» Working data
^^^^
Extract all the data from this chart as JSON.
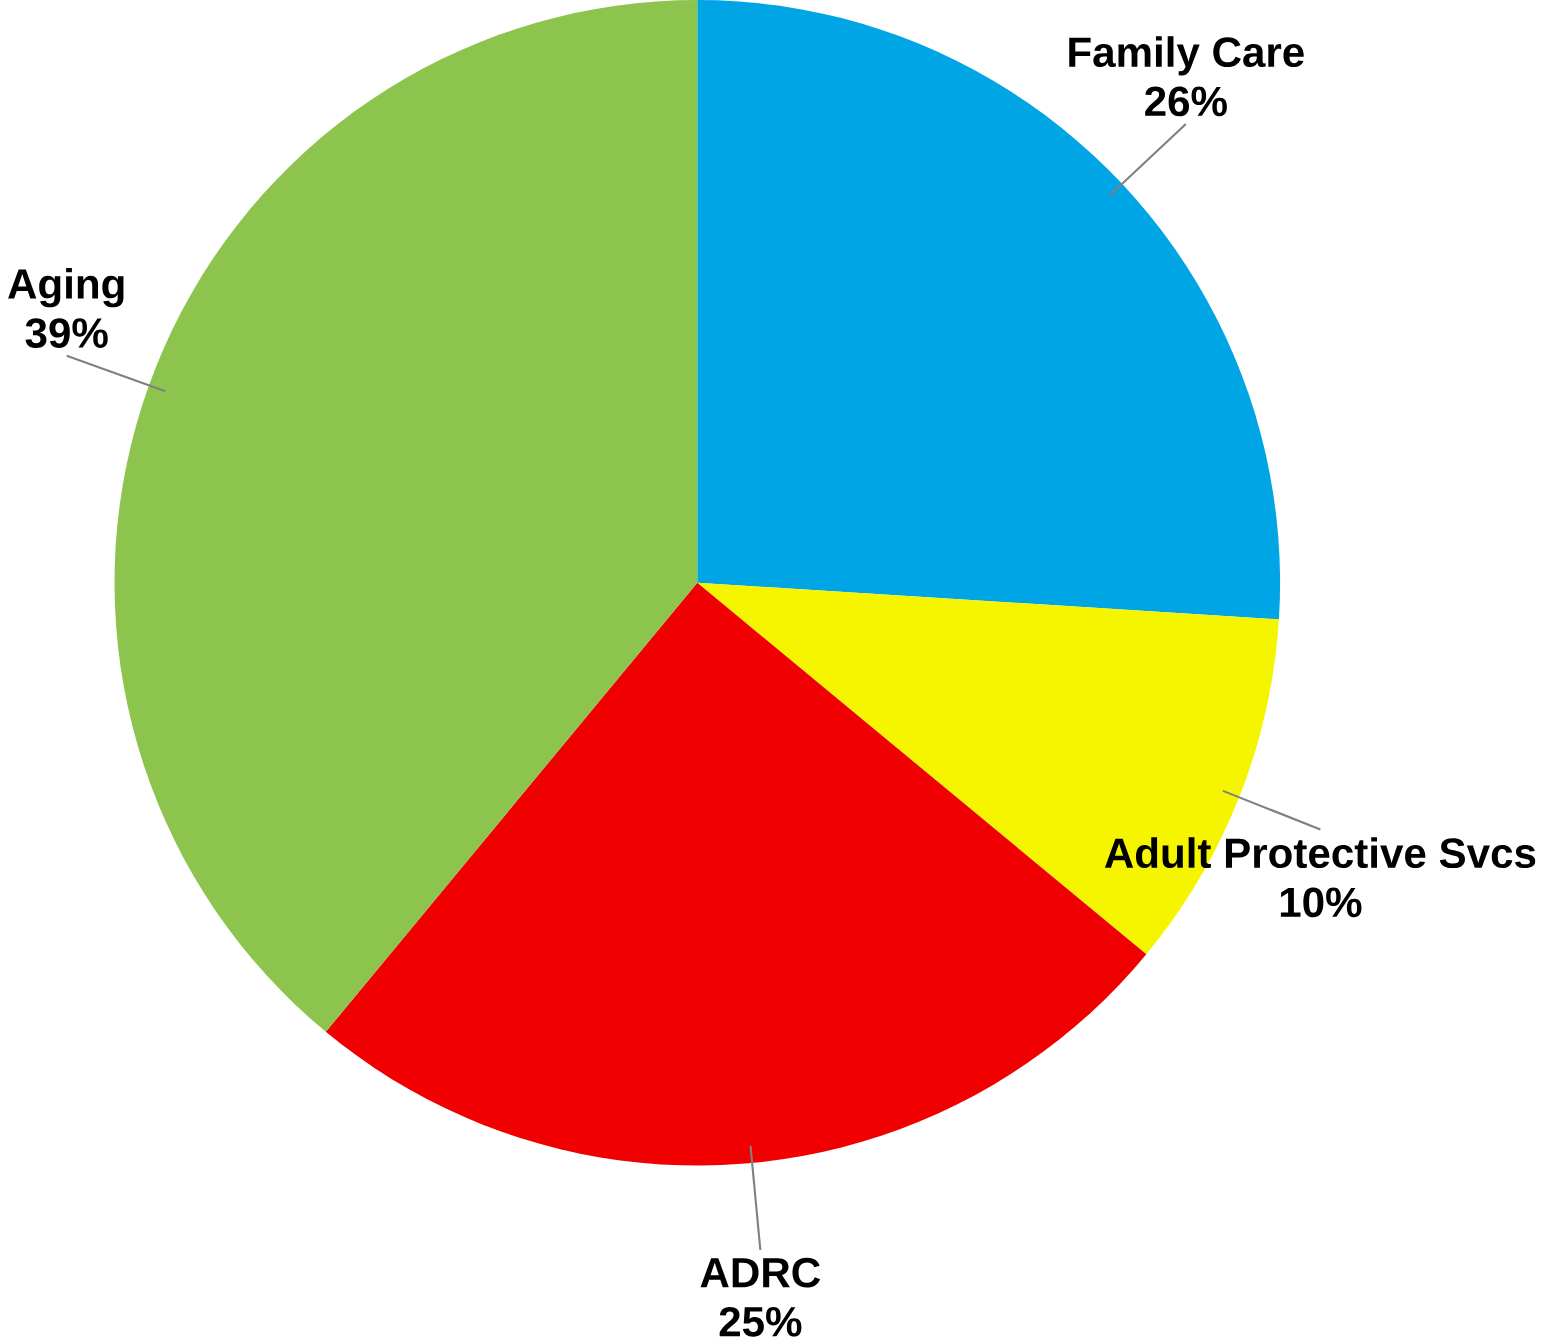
{
  "chart_data": {
    "type": "pie",
    "categories": [
      "Family Care",
      "Adult Protective Svcs",
      "ADRC",
      "Aging"
    ],
    "values": [
      26,
      10,
      25,
      39
    ],
    "value_labels": [
      "26%",
      "10%",
      "25%",
      "39%"
    ],
    "colors": [
      "#00a5e6",
      "#f5f500",
      "#f00000",
      "#8cc44e"
    ]
  }
}
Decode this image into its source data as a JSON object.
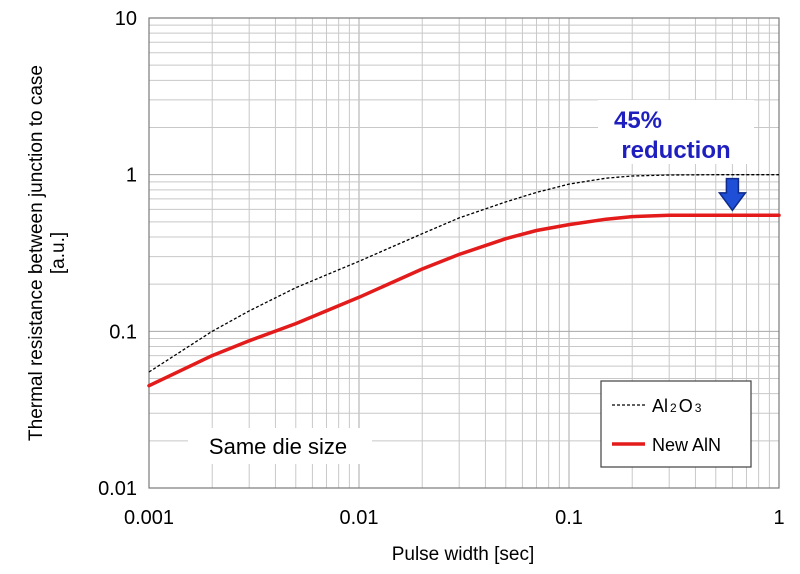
{
  "chart_data": {
    "type": "line",
    "title": "",
    "xlabel": "Pulse width [sec]",
    "ylabel_line1": "Thermal resistance between junction to case",
    "ylabel_line2": "[a.u.]",
    "xscale": "log",
    "yscale": "log",
    "xlim": [
      0.001,
      1
    ],
    "ylim": [
      0.01,
      10
    ],
    "x_ticks": [
      "0.001",
      "0.01",
      "0.1",
      "1"
    ],
    "y_ticks": [
      "0.01",
      "0.1",
      "1",
      "10"
    ],
    "grid": true,
    "legend_position": "bottom-right",
    "series": [
      {
        "name": "Al2O3",
        "legend_parts": [
          "Al",
          "2",
          "O",
          "3"
        ],
        "style": "dashed",
        "color": "#000000",
        "x": [
          0.001,
          0.002,
          0.003,
          0.005,
          0.01,
          0.02,
          0.03,
          0.05,
          0.07,
          0.1,
          0.15,
          0.2,
          0.3,
          0.5,
          1
        ],
        "y": [
          0.055,
          0.1,
          0.135,
          0.19,
          0.28,
          0.42,
          0.53,
          0.67,
          0.77,
          0.87,
          0.95,
          0.98,
          0.995,
          1.0,
          1.0
        ]
      },
      {
        "name": "New AlN",
        "legend_label": "New AlN",
        "style": "solid",
        "color": "#e31b1b",
        "x": [
          0.001,
          0.002,
          0.003,
          0.005,
          0.01,
          0.02,
          0.03,
          0.05,
          0.07,
          0.1,
          0.15,
          0.2,
          0.3,
          0.5,
          1
        ],
        "y": [
          0.045,
          0.07,
          0.087,
          0.112,
          0.165,
          0.25,
          0.31,
          0.39,
          0.44,
          0.48,
          0.52,
          0.54,
          0.55,
          0.55,
          0.55
        ]
      }
    ],
    "annotations": {
      "reduction_line1": "45%",
      "reduction_line2": "reduction",
      "reduction_at_x": 0.6,
      "reduction_from_y": 1.0,
      "reduction_to_y": 0.55,
      "note": "Same die size"
    },
    "colors": {
      "annotation": "#1f1fbf",
      "arrow_fill": "#1f4fd6",
      "grid": "#c8c8c8"
    }
  }
}
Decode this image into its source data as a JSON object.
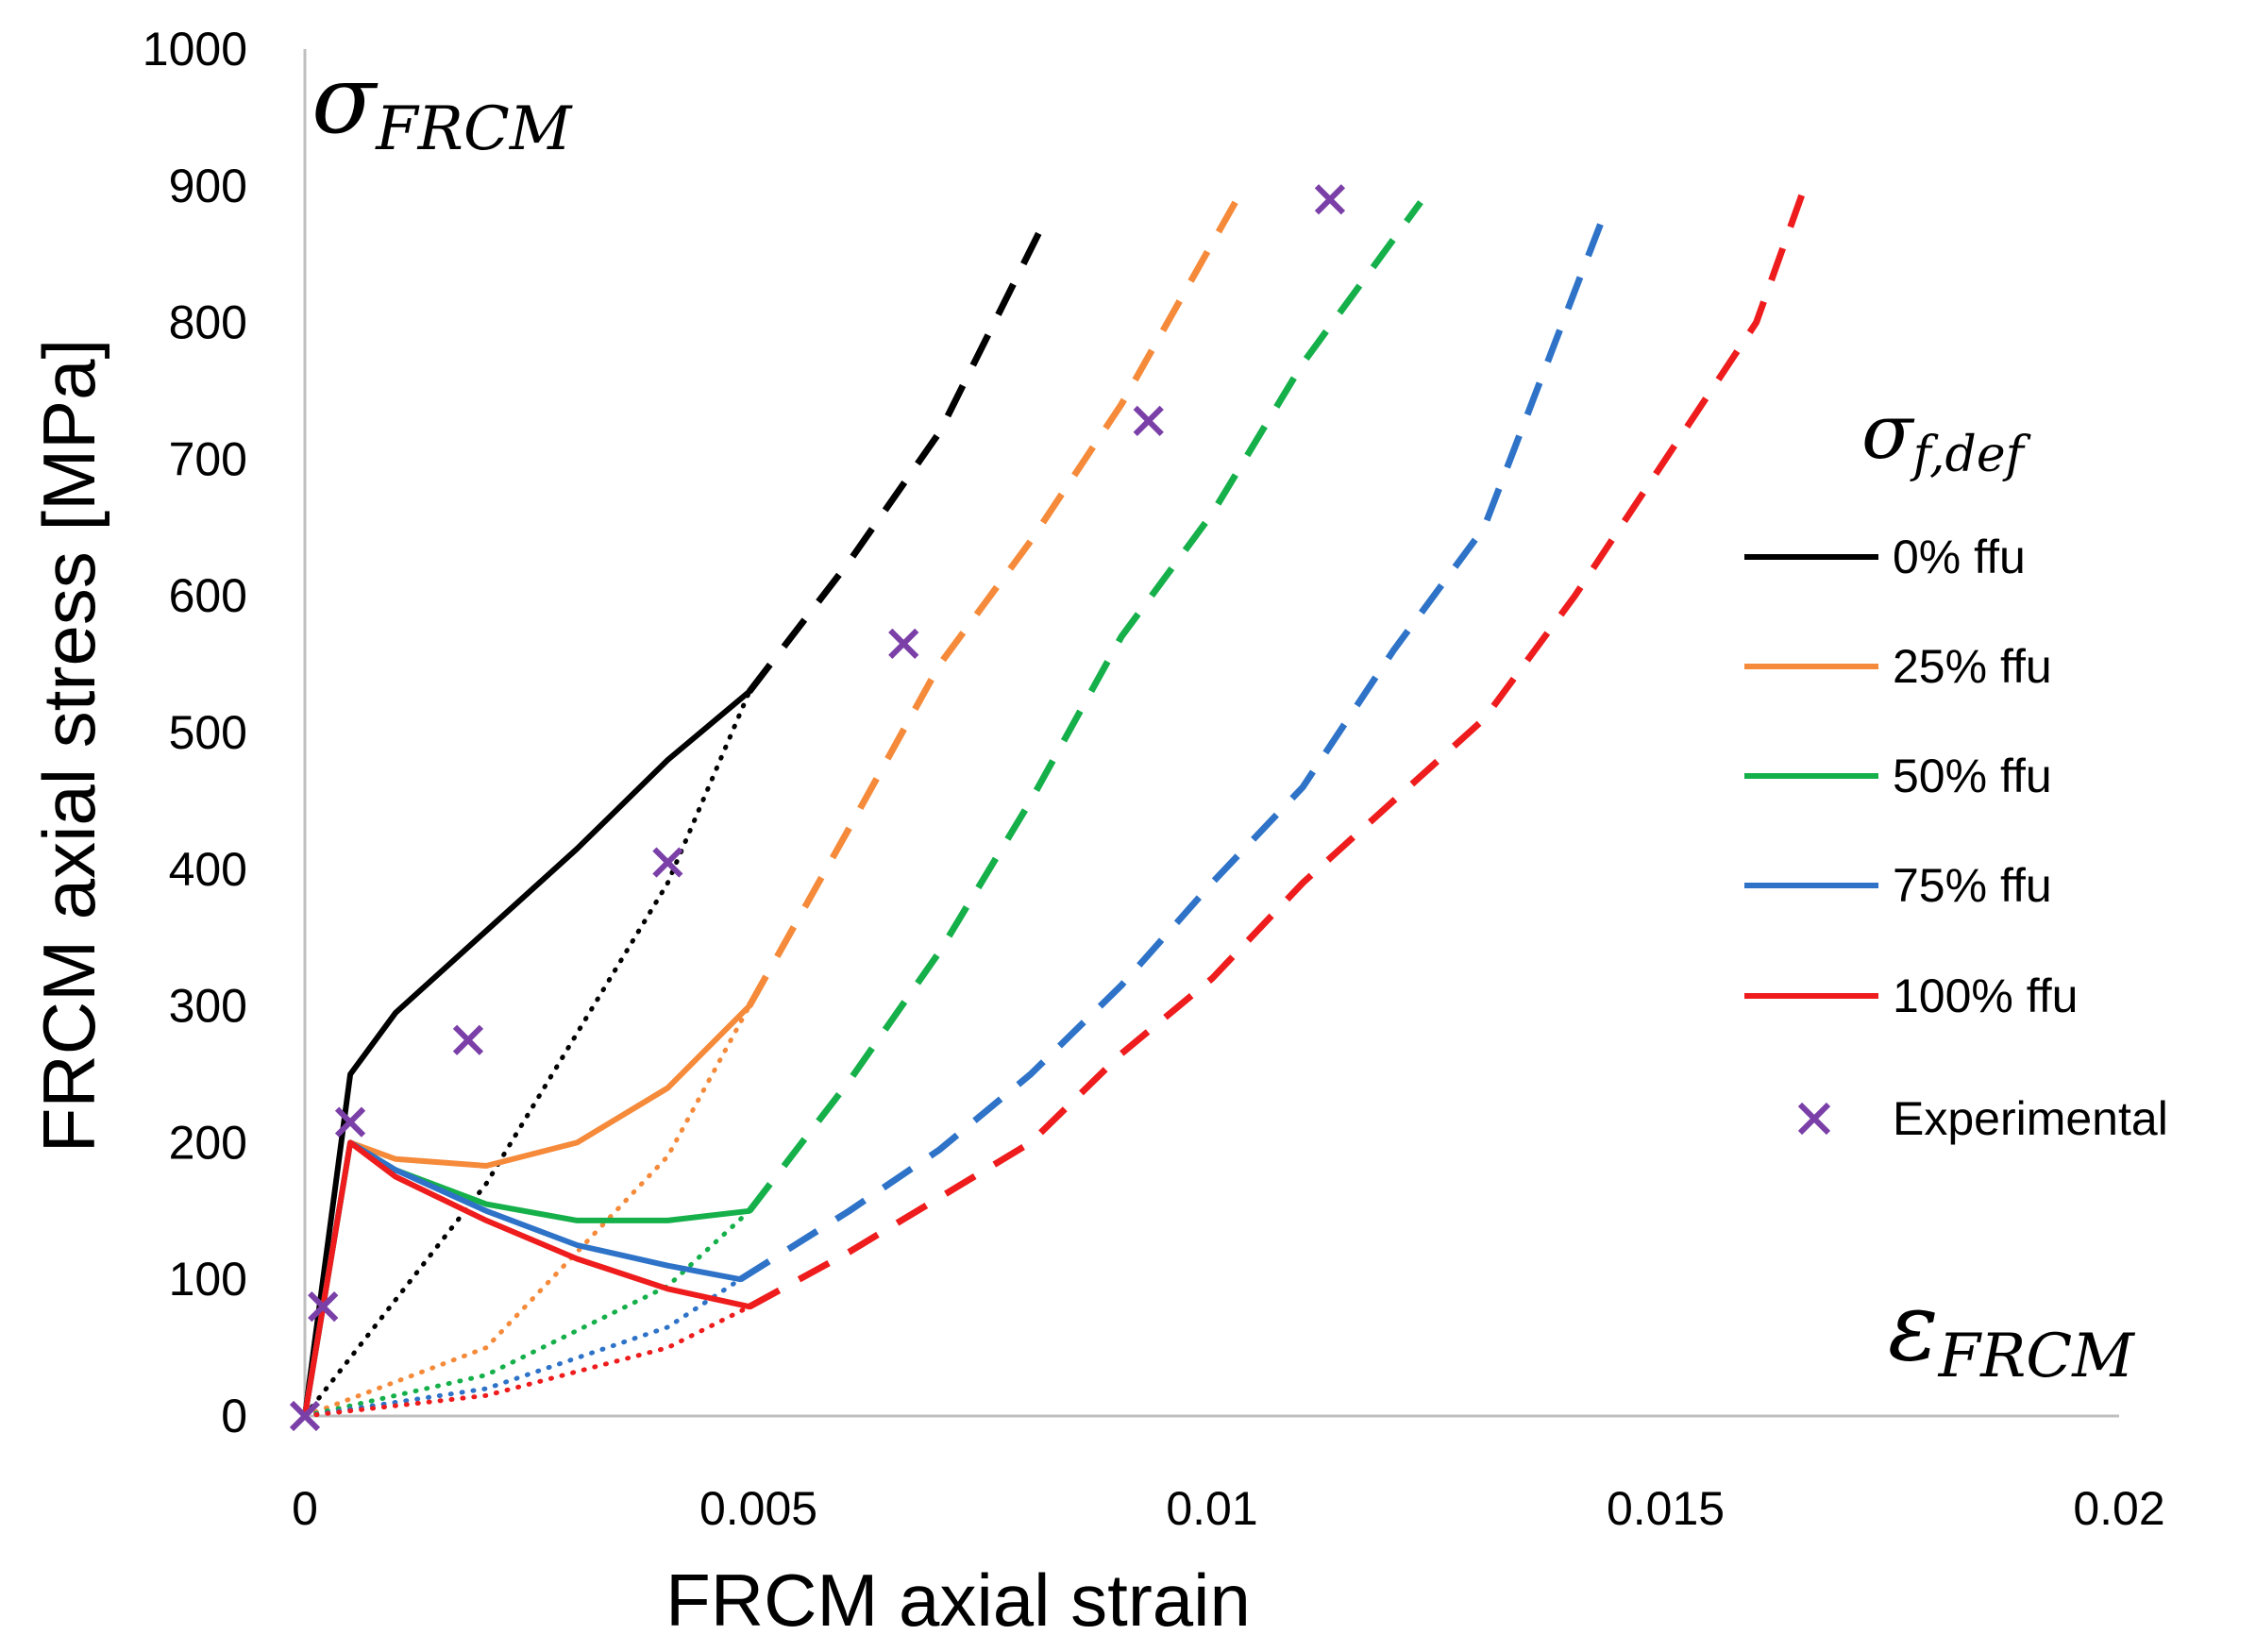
{
  "chart_data": {
    "type": "line",
    "xlabel": "FRCM axial strain",
    "ylabel": "FRCM axial stress [MPa]",
    "xlim": [
      0,
      0.02
    ],
    "ylim": [
      0,
      1000
    ],
    "x_ticks": [
      "0",
      "0.005",
      "0.01",
      "0.015",
      "0.02"
    ],
    "y_ticks": [
      "0",
      "100",
      "200",
      "300",
      "400",
      "500",
      "600",
      "700",
      "800",
      "900",
      "1000"
    ],
    "y_symbol": {
      "main": "σ",
      "sub": "FRCM"
    },
    "x_symbol": {
      "main": "ε",
      "sub": "FRCM"
    },
    "legend_title": {
      "main": "σ",
      "sub": "f,def"
    },
    "legend_position": "right",
    "series": [
      {
        "name": "0% ffu",
        "color": "#000000",
        "solid": [
          [
            0,
            0
          ],
          [
            0.0005,
            250
          ],
          [
            0.001,
            295
          ],
          [
            0.002,
            355
          ],
          [
            0.003,
            415
          ],
          [
            0.004,
            480
          ],
          [
            0.0049,
            530
          ]
        ],
        "dashed": [
          [
            0.0049,
            530
          ],
          [
            0.006,
            625
          ],
          [
            0.007,
            720
          ],
          [
            0.0082,
            880
          ]
        ],
        "dotted": [
          [
            0,
            0
          ],
          [
            0.002,
            170
          ],
          [
            0.004,
            390
          ],
          [
            0.0049,
            530
          ]
        ]
      },
      {
        "name": "25% ffu",
        "color": "#f58a3a",
        "solid": [
          [
            0,
            0
          ],
          [
            0.0005,
            200
          ],
          [
            0.001,
            188
          ],
          [
            0.002,
            183
          ],
          [
            0.003,
            200
          ],
          [
            0.004,
            240
          ],
          [
            0.0049,
            300
          ]
        ],
        "dashed": [
          [
            0.0049,
            300
          ],
          [
            0.006,
            430
          ],
          [
            0.007,
            550
          ],
          [
            0.008,
            640
          ],
          [
            0.009,
            740
          ],
          [
            0.0103,
            893
          ]
        ],
        "dotted": [
          [
            0,
            0
          ],
          [
            0.002,
            50
          ],
          [
            0.004,
            190
          ],
          [
            0.0049,
            300
          ]
        ]
      },
      {
        "name": "50% ffu",
        "color": "#15b04a",
        "solid": [
          [
            0,
            0
          ],
          [
            0.0005,
            200
          ],
          [
            0.001,
            180
          ],
          [
            0.002,
            155
          ],
          [
            0.003,
            143
          ],
          [
            0.004,
            143
          ],
          [
            0.0049,
            150
          ]
        ],
        "dashed": [
          [
            0.0049,
            150
          ],
          [
            0.006,
            245
          ],
          [
            0.007,
            340
          ],
          [
            0.008,
            450
          ],
          [
            0.009,
            570
          ],
          [
            0.01,
            660
          ],
          [
            0.011,
            770
          ],
          [
            0.0123,
            888
          ]
        ],
        "dotted": [
          [
            0,
            0
          ],
          [
            0.002,
            30
          ],
          [
            0.004,
            95
          ],
          [
            0.0049,
            150
          ]
        ]
      },
      {
        "name": "75% ffu",
        "color": "#2e73c8",
        "solid": [
          [
            0,
            0
          ],
          [
            0.0005,
            200
          ],
          [
            0.001,
            180
          ],
          [
            0.002,
            150
          ],
          [
            0.003,
            125
          ],
          [
            0.004,
            110
          ],
          [
            0.0048,
            100
          ]
        ],
        "dashed": [
          [
            0.0048,
            100
          ],
          [
            0.006,
            150
          ],
          [
            0.007,
            195
          ],
          [
            0.008,
            250
          ],
          [
            0.009,
            315
          ],
          [
            0.01,
            390
          ],
          [
            0.011,
            460
          ],
          [
            0.012,
            560
          ],
          [
            0.013,
            650
          ],
          [
            0.0143,
            875
          ]
        ],
        "dotted": [
          [
            0,
            0
          ],
          [
            0.002,
            20
          ],
          [
            0.004,
            65
          ],
          [
            0.0048,
            100
          ]
        ]
      },
      {
        "name": "100% ffu",
        "color": "#ee1c1c",
        "solid": [
          [
            0,
            0
          ],
          [
            0.0005,
            200
          ],
          [
            0.001,
            175
          ],
          [
            0.002,
            143
          ],
          [
            0.003,
            115
          ],
          [
            0.004,
            93
          ],
          [
            0.0049,
            80
          ]
        ],
        "dashed": [
          [
            0.0049,
            80
          ],
          [
            0.006,
            120
          ],
          [
            0.007,
            160
          ],
          [
            0.008,
            200
          ],
          [
            0.009,
            265
          ],
          [
            0.01,
            320
          ],
          [
            0.011,
            390
          ],
          [
            0.012,
            450
          ],
          [
            0.013,
            510
          ],
          [
            0.014,
            600
          ],
          [
            0.015,
            700
          ],
          [
            0.016,
            800
          ],
          [
            0.0165,
            893
          ]
        ],
        "dotted": [
          [
            0,
            0
          ],
          [
            0.002,
            15
          ],
          [
            0.004,
            50
          ],
          [
            0.0049,
            80
          ]
        ]
      }
    ],
    "experimental": {
      "name": "Experimental",
      "color": "#7b3fa8",
      "points": [
        [
          0,
          0
        ],
        [
          0.0002,
          80
        ],
        [
          0.0005,
          215
        ],
        [
          0.0018,
          275
        ],
        [
          0.004,
          405
        ],
        [
          0.0066,
          565
        ],
        [
          0.0093,
          728
        ],
        [
          0.0113,
          890
        ]
      ]
    }
  }
}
^^^^
» Stated goal
Pick out the lines above that hold the string "name" and show them.

» Complete response
        "name": "Al2O3",
        "name": "New AlN",
        "name": "0% ffu",
        "name": "25% ffu",
        "name": "50% ffu",
        "name": "75% ffu",
        "name": "100% ffu",
      "name": "Experimental",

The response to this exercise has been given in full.